| DO THIS |
Scan the following material for the string "text" and copy each line in which it appears.

| EXERCISE DATA |
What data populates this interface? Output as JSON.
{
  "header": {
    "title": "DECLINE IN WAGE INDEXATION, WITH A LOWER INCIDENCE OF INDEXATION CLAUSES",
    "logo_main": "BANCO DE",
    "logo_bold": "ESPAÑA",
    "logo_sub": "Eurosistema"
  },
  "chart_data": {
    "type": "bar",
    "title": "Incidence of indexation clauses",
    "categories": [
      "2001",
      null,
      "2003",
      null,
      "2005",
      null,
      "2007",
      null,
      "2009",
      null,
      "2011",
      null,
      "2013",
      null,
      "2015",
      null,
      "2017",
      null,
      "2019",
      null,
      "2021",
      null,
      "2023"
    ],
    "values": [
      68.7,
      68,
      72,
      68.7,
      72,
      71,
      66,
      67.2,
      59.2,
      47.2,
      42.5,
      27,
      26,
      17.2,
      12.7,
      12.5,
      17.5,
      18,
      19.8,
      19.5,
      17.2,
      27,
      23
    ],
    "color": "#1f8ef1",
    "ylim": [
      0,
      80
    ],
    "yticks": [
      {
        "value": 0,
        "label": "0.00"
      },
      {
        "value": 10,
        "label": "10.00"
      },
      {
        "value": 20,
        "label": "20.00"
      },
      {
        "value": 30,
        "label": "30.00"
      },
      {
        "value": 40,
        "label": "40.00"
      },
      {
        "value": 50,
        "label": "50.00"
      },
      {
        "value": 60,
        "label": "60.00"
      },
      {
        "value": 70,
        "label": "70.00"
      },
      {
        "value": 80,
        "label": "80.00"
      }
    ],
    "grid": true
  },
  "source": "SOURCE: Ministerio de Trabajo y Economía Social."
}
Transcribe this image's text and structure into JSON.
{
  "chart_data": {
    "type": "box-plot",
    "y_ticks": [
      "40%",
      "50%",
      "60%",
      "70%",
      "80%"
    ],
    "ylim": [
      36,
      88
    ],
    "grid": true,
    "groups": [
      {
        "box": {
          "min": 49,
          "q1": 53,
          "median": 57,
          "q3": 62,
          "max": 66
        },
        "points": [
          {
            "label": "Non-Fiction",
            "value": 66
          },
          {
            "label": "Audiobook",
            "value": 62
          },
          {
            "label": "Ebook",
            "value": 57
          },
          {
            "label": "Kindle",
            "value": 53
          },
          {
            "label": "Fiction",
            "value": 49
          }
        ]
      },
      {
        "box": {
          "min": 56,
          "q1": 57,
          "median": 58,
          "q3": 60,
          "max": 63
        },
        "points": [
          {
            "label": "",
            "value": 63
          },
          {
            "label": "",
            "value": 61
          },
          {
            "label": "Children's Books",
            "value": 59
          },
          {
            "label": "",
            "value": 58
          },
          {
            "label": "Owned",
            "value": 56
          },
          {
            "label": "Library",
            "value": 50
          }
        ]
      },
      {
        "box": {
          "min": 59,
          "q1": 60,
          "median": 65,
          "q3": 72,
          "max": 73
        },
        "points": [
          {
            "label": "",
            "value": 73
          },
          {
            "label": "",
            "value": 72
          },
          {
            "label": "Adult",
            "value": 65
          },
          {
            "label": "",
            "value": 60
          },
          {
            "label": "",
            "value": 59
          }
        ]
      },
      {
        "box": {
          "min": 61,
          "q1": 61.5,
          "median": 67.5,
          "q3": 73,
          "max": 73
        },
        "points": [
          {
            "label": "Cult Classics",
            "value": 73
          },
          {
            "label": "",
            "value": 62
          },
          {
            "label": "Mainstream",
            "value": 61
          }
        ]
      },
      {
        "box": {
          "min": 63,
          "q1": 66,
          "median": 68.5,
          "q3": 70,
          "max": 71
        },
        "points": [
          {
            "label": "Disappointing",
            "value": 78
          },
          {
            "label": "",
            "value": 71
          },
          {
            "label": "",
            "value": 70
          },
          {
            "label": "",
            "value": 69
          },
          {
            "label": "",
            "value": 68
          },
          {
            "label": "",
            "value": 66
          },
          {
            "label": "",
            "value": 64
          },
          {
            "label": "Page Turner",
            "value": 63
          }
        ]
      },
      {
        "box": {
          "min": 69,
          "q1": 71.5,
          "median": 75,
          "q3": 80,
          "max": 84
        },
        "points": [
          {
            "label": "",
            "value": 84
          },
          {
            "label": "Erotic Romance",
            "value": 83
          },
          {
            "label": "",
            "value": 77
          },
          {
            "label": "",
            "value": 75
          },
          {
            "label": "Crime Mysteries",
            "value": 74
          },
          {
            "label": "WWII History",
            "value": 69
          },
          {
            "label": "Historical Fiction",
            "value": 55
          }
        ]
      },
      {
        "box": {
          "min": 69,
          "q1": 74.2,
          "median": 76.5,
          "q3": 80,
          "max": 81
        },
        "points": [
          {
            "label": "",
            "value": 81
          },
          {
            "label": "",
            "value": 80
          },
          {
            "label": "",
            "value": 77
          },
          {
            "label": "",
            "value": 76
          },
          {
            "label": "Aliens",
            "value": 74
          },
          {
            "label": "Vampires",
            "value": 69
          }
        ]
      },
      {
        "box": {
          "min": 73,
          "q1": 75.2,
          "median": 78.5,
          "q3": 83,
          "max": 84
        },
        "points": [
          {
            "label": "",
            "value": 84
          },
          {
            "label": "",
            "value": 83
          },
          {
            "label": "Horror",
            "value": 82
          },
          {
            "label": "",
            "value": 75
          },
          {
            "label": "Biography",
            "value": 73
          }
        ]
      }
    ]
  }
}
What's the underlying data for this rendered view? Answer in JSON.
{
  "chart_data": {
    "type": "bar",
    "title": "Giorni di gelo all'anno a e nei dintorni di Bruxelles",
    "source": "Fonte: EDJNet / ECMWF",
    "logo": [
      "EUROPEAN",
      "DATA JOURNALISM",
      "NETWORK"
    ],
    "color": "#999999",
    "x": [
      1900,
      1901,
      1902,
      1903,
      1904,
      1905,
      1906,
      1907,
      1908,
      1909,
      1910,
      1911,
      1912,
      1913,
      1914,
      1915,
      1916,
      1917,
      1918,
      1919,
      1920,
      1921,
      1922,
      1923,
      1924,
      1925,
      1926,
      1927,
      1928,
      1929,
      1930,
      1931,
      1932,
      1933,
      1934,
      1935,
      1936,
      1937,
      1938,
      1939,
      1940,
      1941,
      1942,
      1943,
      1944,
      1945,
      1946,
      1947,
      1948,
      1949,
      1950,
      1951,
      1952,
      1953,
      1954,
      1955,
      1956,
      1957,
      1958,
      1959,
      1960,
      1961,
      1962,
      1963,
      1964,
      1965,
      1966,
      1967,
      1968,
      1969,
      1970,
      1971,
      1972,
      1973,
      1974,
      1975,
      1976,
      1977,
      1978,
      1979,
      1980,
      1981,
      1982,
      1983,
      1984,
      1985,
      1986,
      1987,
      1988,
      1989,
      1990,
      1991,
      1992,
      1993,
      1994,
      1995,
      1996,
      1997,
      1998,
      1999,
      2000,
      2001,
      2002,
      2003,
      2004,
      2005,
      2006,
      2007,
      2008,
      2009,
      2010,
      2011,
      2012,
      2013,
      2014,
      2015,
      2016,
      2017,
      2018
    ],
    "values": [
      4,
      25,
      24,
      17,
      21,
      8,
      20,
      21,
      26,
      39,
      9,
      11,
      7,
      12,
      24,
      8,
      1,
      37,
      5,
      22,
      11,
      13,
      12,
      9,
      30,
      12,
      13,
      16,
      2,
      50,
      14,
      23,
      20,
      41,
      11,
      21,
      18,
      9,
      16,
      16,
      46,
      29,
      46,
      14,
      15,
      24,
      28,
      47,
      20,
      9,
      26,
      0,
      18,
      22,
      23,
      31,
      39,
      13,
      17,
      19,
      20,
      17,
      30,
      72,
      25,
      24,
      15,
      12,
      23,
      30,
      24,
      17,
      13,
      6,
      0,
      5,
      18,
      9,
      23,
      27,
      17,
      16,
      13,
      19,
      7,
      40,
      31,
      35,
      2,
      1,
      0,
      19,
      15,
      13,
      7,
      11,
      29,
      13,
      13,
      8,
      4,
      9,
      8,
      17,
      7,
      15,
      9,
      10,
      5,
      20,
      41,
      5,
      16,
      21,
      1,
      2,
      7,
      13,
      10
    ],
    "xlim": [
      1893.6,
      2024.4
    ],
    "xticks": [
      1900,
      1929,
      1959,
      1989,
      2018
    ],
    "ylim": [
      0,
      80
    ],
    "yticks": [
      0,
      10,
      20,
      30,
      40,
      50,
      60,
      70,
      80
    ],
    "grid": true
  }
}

...

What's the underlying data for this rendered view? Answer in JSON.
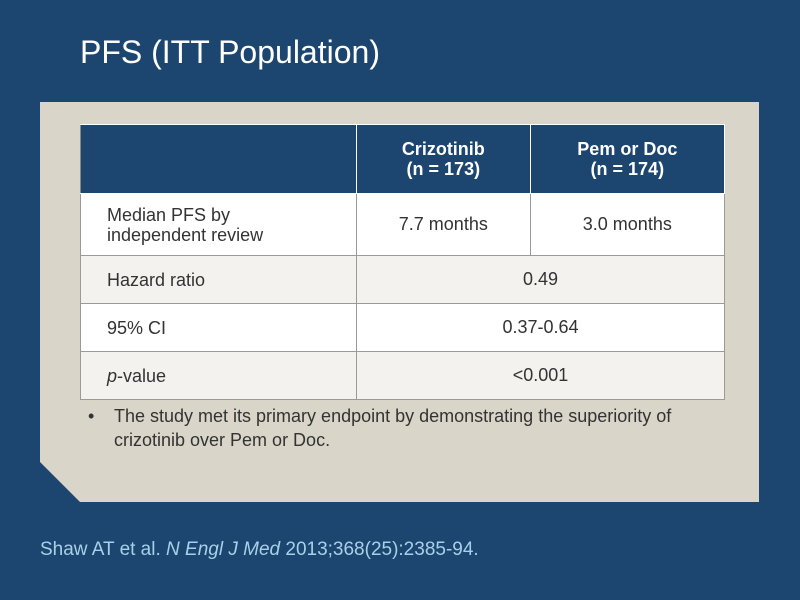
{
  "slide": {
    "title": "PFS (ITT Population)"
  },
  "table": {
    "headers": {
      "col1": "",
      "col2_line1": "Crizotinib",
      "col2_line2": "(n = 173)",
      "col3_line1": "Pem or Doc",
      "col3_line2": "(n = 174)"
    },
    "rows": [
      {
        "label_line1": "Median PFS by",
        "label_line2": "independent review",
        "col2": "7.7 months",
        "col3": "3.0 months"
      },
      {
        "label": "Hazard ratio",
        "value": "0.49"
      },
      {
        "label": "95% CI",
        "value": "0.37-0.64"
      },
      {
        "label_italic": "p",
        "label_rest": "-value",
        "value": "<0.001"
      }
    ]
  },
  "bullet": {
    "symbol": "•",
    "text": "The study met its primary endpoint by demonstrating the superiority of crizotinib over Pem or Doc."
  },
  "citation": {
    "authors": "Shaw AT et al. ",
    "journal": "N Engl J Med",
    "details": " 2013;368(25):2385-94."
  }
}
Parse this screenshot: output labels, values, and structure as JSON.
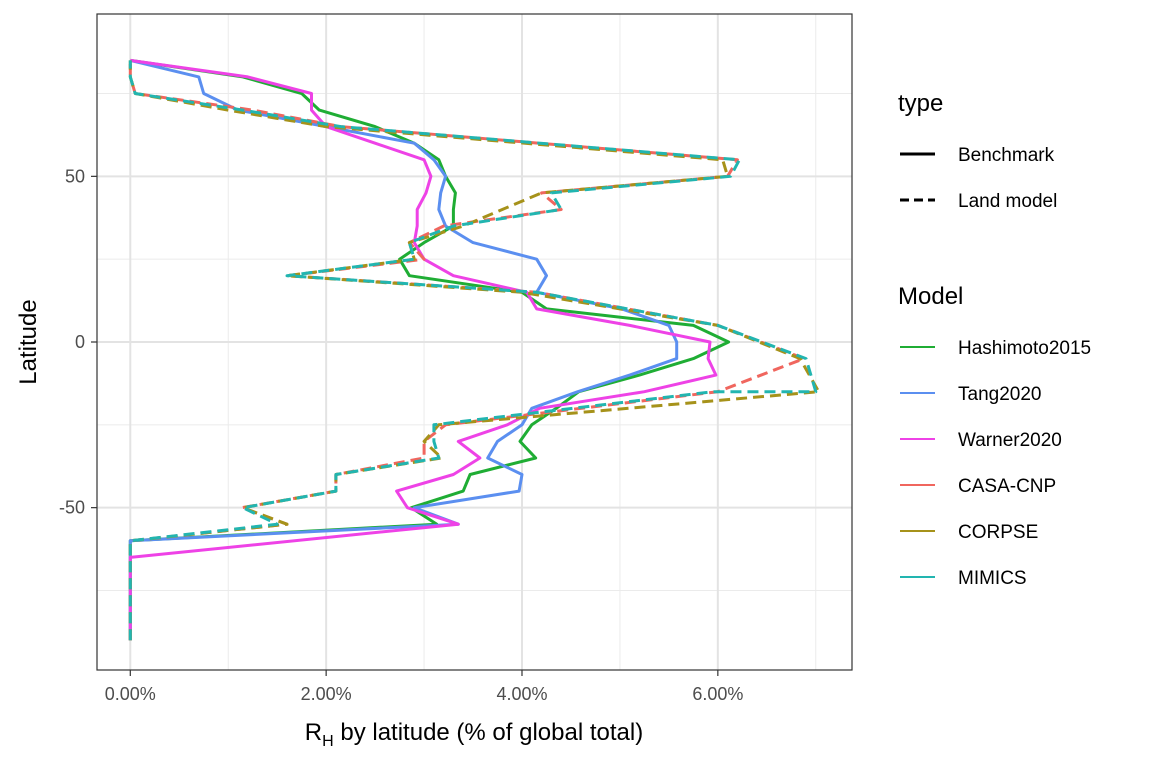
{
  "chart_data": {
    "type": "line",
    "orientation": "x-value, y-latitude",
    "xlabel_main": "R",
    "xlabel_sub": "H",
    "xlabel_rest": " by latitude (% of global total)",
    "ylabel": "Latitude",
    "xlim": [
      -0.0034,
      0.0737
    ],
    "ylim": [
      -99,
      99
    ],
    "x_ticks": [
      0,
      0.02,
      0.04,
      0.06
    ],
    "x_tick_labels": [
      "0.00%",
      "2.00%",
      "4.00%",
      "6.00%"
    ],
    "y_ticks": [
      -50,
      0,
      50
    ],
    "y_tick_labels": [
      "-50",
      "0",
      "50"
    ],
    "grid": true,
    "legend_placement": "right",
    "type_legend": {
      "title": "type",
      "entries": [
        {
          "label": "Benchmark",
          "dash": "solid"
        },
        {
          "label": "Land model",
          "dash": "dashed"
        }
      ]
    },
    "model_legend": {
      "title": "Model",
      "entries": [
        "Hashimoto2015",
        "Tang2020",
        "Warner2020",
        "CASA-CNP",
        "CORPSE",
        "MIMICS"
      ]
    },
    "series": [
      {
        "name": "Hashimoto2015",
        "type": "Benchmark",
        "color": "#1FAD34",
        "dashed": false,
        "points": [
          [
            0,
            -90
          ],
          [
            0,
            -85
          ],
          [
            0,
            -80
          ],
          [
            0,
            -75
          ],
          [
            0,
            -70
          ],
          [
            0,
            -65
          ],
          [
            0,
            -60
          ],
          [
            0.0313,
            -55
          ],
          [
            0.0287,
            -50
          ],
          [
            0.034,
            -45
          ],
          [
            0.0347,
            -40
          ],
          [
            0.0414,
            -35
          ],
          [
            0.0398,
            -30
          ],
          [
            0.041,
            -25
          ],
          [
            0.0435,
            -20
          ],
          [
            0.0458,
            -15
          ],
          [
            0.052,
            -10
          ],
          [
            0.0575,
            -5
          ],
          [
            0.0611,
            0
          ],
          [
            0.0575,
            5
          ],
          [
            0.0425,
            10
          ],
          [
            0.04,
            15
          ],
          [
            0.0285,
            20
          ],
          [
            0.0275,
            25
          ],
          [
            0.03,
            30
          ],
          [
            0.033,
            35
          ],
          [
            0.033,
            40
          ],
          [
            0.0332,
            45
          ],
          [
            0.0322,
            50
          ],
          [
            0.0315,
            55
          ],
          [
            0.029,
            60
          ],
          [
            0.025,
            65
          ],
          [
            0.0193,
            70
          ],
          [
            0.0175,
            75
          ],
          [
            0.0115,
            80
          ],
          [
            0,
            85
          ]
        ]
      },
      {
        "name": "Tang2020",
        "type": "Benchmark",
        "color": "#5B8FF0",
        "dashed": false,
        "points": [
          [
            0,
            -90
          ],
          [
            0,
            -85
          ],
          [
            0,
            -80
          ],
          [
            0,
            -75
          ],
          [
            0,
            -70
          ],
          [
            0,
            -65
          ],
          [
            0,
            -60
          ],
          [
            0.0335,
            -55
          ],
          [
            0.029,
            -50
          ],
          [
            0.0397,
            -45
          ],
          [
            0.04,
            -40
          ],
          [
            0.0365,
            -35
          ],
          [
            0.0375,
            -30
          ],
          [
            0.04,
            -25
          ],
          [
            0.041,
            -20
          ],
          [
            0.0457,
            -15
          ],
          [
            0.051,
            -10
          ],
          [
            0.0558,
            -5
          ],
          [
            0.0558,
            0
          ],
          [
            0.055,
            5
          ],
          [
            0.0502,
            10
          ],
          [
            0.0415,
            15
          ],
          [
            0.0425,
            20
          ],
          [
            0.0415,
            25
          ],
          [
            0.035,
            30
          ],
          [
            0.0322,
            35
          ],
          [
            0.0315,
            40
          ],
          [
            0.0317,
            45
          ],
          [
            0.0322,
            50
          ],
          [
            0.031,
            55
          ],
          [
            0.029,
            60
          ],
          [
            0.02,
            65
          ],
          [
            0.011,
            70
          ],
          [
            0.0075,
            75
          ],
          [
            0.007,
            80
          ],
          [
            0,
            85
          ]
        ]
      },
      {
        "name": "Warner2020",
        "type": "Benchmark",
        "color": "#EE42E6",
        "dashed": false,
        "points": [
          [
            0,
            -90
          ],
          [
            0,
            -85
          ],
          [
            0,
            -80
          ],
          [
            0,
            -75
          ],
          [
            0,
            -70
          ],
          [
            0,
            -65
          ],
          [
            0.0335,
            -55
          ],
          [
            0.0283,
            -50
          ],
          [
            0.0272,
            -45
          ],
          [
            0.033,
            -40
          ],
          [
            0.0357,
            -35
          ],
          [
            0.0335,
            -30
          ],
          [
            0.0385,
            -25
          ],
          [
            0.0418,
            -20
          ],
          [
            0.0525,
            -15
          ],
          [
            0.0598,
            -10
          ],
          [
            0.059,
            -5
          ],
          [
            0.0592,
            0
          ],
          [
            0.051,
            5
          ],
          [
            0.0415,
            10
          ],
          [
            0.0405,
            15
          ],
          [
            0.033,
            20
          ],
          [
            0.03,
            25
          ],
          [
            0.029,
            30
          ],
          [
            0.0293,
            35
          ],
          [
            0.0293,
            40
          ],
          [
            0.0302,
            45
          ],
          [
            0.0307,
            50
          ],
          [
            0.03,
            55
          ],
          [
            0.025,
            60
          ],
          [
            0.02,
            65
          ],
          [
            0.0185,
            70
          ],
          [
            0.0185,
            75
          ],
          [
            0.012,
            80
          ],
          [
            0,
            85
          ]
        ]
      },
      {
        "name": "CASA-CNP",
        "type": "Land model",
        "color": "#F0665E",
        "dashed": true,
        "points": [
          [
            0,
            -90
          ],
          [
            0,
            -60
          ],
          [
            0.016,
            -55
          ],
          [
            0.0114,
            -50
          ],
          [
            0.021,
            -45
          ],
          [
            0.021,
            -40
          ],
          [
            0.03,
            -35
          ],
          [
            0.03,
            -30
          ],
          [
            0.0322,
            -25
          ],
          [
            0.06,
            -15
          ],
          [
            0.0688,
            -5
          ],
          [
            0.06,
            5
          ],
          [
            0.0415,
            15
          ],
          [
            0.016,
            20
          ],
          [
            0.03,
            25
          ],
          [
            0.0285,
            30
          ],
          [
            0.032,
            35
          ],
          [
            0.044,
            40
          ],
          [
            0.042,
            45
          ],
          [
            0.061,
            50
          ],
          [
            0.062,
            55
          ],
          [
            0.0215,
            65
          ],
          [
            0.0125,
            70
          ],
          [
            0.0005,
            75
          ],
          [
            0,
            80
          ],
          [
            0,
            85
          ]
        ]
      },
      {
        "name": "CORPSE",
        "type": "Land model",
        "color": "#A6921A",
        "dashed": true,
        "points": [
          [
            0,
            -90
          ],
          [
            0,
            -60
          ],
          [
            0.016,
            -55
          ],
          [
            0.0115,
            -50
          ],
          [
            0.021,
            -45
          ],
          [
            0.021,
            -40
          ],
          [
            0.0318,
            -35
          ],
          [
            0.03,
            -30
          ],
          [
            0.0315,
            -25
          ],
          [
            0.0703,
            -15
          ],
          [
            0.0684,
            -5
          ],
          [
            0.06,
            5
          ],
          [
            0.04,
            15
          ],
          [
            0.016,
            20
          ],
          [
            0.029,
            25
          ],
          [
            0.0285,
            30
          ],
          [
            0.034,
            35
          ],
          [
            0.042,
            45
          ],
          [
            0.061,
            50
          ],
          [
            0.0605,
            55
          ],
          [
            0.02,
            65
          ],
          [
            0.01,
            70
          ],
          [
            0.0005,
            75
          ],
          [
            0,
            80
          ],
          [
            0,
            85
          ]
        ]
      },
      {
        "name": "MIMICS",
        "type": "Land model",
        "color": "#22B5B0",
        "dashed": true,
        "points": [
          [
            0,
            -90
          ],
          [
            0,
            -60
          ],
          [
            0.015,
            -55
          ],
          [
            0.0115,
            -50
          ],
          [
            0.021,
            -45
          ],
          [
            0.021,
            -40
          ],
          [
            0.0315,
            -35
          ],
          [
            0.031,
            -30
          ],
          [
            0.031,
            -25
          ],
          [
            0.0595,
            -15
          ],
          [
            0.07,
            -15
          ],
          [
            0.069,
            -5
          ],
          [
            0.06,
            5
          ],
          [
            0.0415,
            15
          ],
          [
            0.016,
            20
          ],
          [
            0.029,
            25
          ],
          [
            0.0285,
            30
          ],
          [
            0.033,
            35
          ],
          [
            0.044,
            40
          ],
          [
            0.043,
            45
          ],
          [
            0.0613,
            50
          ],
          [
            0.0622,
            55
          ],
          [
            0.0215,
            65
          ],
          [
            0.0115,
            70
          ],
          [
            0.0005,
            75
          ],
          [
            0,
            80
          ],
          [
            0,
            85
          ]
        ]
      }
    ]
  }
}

==

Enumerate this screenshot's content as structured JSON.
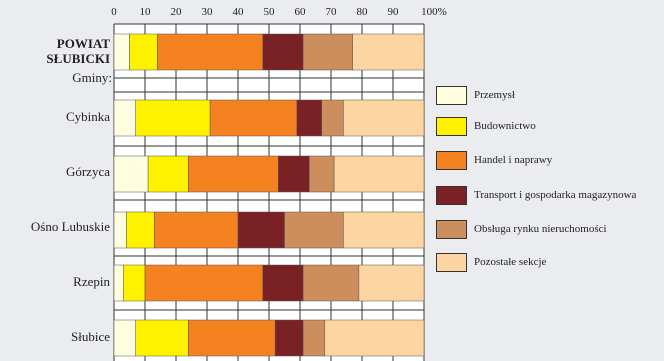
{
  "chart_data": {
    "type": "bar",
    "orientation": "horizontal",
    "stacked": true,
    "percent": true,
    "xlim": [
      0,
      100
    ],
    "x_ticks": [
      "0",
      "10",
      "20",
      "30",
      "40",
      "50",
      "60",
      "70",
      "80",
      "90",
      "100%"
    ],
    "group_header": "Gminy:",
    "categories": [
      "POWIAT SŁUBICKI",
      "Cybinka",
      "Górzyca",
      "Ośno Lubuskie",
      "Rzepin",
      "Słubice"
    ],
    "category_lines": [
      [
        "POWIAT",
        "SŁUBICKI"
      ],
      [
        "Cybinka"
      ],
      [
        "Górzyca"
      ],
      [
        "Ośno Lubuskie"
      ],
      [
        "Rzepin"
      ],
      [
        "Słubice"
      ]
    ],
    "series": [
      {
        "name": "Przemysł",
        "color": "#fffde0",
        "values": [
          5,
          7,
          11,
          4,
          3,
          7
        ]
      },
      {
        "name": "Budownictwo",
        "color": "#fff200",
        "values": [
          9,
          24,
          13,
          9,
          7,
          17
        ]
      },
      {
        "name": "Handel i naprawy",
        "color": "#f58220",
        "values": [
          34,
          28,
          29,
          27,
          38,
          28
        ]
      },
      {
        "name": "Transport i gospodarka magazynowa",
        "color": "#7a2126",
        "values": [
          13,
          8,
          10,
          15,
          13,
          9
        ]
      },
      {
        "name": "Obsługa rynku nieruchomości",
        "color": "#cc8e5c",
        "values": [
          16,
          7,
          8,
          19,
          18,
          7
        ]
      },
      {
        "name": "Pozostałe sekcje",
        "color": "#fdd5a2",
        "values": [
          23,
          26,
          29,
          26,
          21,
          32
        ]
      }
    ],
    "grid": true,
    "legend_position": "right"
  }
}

| COMPLETE ANSWER |
Transcribe this image's text and structure into JSON.
    "text": "The study met its primary endpoint by demonstrating the superiority of crizotinib over Pem or Doc."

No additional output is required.